--- START Dataset rows ---

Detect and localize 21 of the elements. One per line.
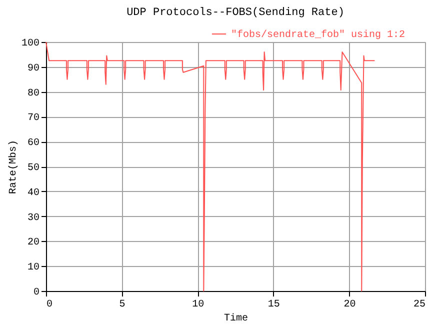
y-tick-label: 20 — [27, 238, 40, 249]
x-tick-label: 20 — [344, 300, 356, 310]
chart-title: UDP Protocols--FOBS(Sending Rate) — [126, 7, 344, 19]
y-tick-label: 80 — [27, 88, 40, 100]
x-tick-label: 0 — [46, 300, 53, 310]
y-tick-label: 60 — [27, 138, 40, 150]
y-tick-label: 10 — [27, 262, 40, 274]
x-tick-label: 5 — [119, 300, 126, 310]
x-tick-label: 25 — [413, 300, 426, 310]
y-tick-label: 40 — [27, 188, 40, 199]
x-axis-title: Time — [224, 312, 248, 324]
x-tick-label: 10 — [192, 300, 204, 310]
x-tick-label: 15 — [268, 300, 280, 310]
y-tick-label: 0 — [33, 288, 40, 298]
y-tick-label: 70 — [27, 113, 40, 124]
y-tick-label: 50 — [27, 163, 40, 174]
y-tick-label: 100 — [21, 38, 40, 50]
legend-label: "fobs/sendrate_fob" using 1:2 — [231, 29, 406, 41]
y-tick-label: 30 — [27, 212, 40, 224]
y-axis-title: Rate(Mbs) — [7, 140, 20, 194]
y-tick-label: 90 — [27, 63, 40, 74]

--- END Dataset rows ---

What you are asked to do ▸ Rewrite all of the material above with "Time" replaced by "Elapsed time" and everything else left as it is. Leave the pictures out.

Result of this task ▸
Detect and localize 21 of the elements. One per line.
y-tick-label: 20 — [27, 238, 40, 249]
x-tick-label: 20 — [344, 300, 356, 310]
chart-title: UDP Protocols--FOBS(Sending Rate) — [126, 7, 344, 19]
y-tick-label: 80 — [27, 88, 40, 100]
x-tick-label: 0 — [46, 300, 53, 310]
y-tick-label: 60 — [27, 138, 40, 150]
y-tick-label: 10 — [27, 262, 40, 274]
x-tick-label: 5 — [119, 300, 126, 310]
x-tick-label: 25 — [413, 300, 426, 310]
y-tick-label: 40 — [27, 188, 40, 199]
x-axis-title: Elapsed time — [224, 312, 248, 324]
x-tick-label: 10 — [192, 300, 204, 310]
x-tick-label: 15 — [268, 300, 280, 310]
y-tick-label: 0 — [33, 288, 40, 298]
y-tick-label: 70 — [27, 113, 40, 124]
y-tick-label: 50 — [27, 163, 40, 174]
y-tick-label: 100 — [21, 38, 40, 50]
legend-label: "fobs/sendrate_fob" using 1:2 — [231, 29, 406, 41]
y-tick-label: 30 — [27, 212, 40, 224]
y-axis-title: Rate(Mbs) — [7, 140, 20, 194]
y-tick-label: 90 — [27, 63, 40, 74]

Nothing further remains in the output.